### What is needed:
Look for "groups" in each line of the entries, and return the matching lines.

◇ ◇ ◇ ◇ ◇

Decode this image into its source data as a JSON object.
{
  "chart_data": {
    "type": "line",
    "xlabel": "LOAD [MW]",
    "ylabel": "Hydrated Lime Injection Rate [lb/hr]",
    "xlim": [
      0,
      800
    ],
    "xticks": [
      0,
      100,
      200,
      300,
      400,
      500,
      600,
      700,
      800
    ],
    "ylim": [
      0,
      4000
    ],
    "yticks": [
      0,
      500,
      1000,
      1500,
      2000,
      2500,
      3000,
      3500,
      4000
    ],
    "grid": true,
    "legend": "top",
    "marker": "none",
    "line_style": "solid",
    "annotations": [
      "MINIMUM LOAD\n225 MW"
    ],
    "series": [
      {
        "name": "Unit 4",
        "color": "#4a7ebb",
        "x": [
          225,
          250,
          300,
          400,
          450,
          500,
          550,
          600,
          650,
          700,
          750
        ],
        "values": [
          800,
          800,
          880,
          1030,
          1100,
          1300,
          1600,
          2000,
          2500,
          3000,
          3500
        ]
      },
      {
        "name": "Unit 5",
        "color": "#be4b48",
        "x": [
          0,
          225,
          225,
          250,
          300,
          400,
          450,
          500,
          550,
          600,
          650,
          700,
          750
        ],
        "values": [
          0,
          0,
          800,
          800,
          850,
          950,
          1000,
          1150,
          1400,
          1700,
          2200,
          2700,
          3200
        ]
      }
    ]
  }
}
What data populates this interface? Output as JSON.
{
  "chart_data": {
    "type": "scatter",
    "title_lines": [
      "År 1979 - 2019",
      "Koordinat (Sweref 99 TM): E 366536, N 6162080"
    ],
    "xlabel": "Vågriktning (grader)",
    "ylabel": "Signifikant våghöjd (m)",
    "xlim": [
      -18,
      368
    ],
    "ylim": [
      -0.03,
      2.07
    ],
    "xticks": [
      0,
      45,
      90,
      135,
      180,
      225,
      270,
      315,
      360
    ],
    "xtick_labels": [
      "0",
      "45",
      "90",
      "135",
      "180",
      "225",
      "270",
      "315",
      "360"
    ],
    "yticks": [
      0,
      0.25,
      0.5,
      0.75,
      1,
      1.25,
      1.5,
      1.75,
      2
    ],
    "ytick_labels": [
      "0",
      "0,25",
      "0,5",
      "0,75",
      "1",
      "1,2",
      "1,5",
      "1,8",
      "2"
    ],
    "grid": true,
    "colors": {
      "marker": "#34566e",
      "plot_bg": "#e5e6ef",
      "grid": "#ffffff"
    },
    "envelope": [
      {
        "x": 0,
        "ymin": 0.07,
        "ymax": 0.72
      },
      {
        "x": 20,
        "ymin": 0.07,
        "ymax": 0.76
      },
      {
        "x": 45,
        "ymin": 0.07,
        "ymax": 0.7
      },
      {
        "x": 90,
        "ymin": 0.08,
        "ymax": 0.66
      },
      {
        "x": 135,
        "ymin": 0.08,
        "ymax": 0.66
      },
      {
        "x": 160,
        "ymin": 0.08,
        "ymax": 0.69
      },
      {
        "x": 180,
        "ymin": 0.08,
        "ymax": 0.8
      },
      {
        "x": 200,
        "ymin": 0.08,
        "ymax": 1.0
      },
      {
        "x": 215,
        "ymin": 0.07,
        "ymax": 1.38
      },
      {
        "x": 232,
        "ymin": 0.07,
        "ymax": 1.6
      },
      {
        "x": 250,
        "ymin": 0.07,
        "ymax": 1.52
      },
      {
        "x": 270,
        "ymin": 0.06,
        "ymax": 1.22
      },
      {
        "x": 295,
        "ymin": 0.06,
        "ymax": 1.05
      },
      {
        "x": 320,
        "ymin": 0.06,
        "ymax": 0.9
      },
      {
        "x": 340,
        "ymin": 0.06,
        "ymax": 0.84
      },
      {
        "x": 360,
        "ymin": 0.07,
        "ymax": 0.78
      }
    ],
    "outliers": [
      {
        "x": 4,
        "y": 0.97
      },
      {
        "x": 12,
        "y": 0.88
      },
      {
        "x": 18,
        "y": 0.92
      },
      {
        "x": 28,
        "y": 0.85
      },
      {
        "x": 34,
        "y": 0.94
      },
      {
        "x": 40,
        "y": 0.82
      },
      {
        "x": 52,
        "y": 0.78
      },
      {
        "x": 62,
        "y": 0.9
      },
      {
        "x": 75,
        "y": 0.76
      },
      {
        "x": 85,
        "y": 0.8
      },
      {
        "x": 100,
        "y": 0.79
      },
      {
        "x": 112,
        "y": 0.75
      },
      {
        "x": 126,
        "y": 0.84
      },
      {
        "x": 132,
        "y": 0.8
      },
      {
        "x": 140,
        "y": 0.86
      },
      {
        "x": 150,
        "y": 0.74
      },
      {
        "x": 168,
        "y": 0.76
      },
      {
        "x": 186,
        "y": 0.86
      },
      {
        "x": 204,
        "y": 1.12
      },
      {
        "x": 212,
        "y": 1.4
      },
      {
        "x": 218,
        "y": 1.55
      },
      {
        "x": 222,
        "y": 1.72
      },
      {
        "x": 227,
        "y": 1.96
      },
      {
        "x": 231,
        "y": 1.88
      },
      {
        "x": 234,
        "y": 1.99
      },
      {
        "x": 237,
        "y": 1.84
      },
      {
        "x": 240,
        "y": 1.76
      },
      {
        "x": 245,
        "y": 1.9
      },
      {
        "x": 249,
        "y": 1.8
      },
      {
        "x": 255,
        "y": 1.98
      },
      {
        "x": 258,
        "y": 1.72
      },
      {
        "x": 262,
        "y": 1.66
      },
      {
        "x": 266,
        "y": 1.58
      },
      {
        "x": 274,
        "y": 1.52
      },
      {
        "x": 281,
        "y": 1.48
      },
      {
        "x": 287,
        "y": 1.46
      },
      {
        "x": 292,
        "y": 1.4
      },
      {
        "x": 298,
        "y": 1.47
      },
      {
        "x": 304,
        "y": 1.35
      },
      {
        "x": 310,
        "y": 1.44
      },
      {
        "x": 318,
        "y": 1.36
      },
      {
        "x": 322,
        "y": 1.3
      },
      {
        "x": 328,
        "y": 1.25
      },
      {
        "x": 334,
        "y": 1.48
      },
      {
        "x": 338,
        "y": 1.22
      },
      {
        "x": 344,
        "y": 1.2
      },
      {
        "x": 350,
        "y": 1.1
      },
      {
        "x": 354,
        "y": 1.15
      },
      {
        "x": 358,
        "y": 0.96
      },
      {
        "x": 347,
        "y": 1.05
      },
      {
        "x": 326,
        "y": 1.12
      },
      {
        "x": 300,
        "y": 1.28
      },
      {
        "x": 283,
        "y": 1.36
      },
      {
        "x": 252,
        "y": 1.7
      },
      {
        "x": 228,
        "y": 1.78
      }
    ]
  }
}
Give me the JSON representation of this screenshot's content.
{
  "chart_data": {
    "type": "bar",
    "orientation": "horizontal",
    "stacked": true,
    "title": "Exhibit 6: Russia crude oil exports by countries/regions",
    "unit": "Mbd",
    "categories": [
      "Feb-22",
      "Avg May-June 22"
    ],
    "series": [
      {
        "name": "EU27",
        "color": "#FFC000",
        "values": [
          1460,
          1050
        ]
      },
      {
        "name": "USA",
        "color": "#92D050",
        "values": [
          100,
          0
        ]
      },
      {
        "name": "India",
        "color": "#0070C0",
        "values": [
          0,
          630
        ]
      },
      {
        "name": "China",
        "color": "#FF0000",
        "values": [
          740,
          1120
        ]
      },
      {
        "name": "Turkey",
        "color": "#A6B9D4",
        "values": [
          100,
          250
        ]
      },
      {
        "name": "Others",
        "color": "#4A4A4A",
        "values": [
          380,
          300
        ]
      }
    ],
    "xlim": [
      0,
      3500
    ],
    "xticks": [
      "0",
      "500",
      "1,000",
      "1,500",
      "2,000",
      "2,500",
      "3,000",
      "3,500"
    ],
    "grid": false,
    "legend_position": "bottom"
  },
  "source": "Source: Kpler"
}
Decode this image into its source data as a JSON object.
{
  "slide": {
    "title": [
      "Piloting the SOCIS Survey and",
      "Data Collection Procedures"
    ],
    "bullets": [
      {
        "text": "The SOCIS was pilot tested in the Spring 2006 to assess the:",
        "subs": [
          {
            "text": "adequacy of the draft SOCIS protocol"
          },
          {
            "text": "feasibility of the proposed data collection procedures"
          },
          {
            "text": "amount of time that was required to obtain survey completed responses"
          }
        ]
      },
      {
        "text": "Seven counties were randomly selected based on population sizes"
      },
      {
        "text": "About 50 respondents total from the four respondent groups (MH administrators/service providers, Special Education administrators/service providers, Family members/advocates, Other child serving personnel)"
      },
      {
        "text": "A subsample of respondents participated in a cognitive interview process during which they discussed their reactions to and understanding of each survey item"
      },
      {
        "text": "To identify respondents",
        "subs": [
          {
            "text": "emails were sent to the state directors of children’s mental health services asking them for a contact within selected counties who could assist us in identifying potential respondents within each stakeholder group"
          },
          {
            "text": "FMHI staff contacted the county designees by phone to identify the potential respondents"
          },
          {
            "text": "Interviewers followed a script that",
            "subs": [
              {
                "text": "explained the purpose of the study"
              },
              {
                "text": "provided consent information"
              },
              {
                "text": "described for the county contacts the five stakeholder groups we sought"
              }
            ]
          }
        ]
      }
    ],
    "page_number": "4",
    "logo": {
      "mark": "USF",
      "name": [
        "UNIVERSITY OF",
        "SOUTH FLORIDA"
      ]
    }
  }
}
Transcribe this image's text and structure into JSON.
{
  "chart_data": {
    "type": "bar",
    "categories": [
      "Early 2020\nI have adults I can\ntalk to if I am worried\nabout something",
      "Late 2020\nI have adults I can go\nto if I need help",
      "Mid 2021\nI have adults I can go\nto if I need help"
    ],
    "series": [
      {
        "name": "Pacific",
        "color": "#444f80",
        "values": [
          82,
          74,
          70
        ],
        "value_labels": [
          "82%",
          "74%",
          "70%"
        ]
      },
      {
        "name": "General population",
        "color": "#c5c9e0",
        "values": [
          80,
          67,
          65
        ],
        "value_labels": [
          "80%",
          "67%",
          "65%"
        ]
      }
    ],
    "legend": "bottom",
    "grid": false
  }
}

◇ ◇ ◇ ◇ ◇

### Worked solution:
        "text": "About 50 respondents total from the four respondent groups (MH administrators/service providers, Special Education administrators/service providers, Family members/advocates, Other child serving personnel)"
                "text": "described for the county contacts the five stakeholder groups we sought"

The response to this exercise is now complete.